--- Start Stored data ---

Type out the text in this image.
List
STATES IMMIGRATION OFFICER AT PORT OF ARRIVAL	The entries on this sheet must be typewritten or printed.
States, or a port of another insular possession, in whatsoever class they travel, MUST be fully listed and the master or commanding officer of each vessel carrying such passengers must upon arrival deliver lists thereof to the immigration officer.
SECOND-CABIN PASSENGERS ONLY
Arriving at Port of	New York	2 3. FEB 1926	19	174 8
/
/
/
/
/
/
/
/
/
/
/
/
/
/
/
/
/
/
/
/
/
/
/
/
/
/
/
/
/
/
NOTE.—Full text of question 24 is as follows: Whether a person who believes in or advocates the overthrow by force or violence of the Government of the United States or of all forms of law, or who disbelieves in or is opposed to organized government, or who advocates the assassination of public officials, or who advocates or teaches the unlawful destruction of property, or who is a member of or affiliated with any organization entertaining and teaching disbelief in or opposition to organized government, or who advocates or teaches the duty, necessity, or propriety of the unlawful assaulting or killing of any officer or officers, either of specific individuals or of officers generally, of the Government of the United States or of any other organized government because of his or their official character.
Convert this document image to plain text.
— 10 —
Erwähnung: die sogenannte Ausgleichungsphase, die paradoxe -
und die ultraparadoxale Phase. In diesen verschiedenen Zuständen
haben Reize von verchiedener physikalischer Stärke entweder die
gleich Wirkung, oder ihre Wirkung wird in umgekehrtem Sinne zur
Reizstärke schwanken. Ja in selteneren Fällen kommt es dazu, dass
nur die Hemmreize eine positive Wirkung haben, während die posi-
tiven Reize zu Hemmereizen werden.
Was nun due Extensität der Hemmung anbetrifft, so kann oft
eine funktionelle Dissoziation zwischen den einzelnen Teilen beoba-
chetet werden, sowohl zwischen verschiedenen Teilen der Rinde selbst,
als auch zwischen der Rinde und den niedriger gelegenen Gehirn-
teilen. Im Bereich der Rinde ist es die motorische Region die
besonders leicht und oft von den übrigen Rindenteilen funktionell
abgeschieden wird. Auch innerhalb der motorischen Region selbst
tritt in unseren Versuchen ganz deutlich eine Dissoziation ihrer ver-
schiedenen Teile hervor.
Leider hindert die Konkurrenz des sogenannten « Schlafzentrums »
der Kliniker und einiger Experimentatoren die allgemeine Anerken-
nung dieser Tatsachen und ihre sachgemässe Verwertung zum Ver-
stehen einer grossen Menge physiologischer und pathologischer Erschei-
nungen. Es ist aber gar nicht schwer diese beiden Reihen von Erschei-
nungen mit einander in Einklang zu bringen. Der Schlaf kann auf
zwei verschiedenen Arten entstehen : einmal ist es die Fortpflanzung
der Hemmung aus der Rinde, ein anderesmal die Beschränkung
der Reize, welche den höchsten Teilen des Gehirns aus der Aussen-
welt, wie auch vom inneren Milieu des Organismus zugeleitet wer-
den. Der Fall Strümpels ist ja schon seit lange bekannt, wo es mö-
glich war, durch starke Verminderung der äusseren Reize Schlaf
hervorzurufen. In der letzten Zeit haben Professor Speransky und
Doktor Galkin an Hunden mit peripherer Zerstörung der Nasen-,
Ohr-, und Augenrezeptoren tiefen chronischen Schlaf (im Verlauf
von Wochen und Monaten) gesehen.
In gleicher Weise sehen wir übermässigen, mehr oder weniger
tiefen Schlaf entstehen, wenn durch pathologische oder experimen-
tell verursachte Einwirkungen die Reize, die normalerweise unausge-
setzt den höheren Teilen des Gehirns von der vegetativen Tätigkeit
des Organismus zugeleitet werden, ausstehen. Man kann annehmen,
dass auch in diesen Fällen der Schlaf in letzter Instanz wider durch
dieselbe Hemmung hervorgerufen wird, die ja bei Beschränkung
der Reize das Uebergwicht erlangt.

--- End Stored data ---

■ **Work to do**
Each of the records should be retyped exactly.

■ **Written response**
Type out the text in this image.
List
STATES IMMIGRATION OFFICER AT PORT OF ARRIVAL	The entries on this sheet must be typewritten or printed.
States, or a port of another insular possession, in whatsoever class they travel, MUST be fully listed and the master or commanding officer of each vessel carrying such passengers must upon arrival deliver lists thereof to the immigration officer.
SECOND-CABIN PASSENGERS ONLY
Arriving at Port of	New York	2 3. FEB 1926	19	174 8
/
/
/
/
/
/
/
/
/
/
/
/
/
/
/
/
/
/
/
/
/
/
/
/
/
/
/
/
/
/
NOTE.—Full text of question 24 is as follows: Whether a person who believes in or advocates the overthrow by force or violence of the Government of the United States or of all forms of law, or who disbelieves in or is opposed to organized government, or who advocates the assassination of public officials, or who advocates or teaches the unlawful destruction of property, or who is a member of or affiliated with any organization entertaining and teaching disbelief in or opposition to organized government, or who advocates or teaches the duty, necessity, or propriety of the unlawful assaulting or killing of any officer or officers, either of specific individuals or of officers generally, of the Government of the United States or of any other organized government because of his or their official character.
Convert this document image to plain text.
— 10 —
Erwähnung: die sogenannte Ausgleichungsphase, die paradoxe -
und die ultraparadoxale Phase. In diesen verschiedenen Zuständen
haben Reize von verchiedener physikalischer Stärke entweder die
gleich Wirkung, oder ihre Wirkung wird in umgekehrtem Sinne zur
Reizstärke schwanken. Ja in selteneren Fällen kommt es dazu, dass
nur die Hemmreize eine positive Wirkung haben, während die posi-
tiven Reize zu Hemmereizen werden.
Was nun due Extensität der Hemmung anbetrifft, so kann oft
eine funktionelle Dissoziation zwischen den einzelnen Teilen beoba-
chetet werden, sowohl zwischen verschiedenen Teilen der Rinde selbst,
als auch zwischen der Rinde und den niedriger gelegenen Gehirn-
teilen. Im Bereich der Rinde ist es die motorische Region die
besonders leicht und oft von den übrigen Rindenteilen funktionell
abgeschieden wird. Auch innerhalb der motorischen Region selbst
tritt in unseren Versuchen ganz deutlich eine Dissoziation ihrer ver-
schiedenen Teile hervor.
Leider hindert die Konkurrenz des sogenannten « Schlafzentrums »
der Kliniker und einiger Experimentatoren die allgemeine Anerken-
nung dieser Tatsachen und ihre sachgemässe Verwertung zum Ver-
stehen einer grossen Menge physiologischer und pathologischer Erschei-
nungen. Es ist aber gar nicht schwer diese beiden Reihen von Erschei-
nungen mit einander in Einklang zu bringen. Der Schlaf kann auf
zwei verschiedenen Arten entstehen : einmal ist es die Fortpflanzung
der Hemmung aus der Rinde, ein anderesmal die Beschränkung
der Reize, welche den höchsten Teilen des Gehirns aus der Aussen-
welt, wie auch vom inneren Milieu des Organismus zugeleitet wer-
den. Der Fall Strümpels ist ja schon seit lange bekannt, wo es mö-
glich war, durch starke Verminderung der äusseren Reize Schlaf
hervorzurufen. In der letzten Zeit haben Professor Speransky und
Doktor Galkin an Hunden mit peripherer Zerstörung der Nasen-,
Ohr-, und Augenrezeptoren tiefen chronischen Schlaf (im Verlauf
von Wochen und Monaten) gesehen.
In gleicher Weise sehen wir übermässigen, mehr oder weniger
tiefen Schlaf entstehen, wenn durch pathologische oder experimen-
tell verursachte Einwirkungen die Reize, die normalerweise unausge-
setzt den höheren Teilen des Gehirns von der vegetativen Tätigkeit
des Organismus zugeleitet werden, ausstehen. Man kann annehmen,
dass auch in diesen Fällen der Schlaf in letzter Instanz wider durch
dieselbe Hemmung hervorgerufen wird, die ja bei Beschränkung
der Reize das Uebergwicht erlangt.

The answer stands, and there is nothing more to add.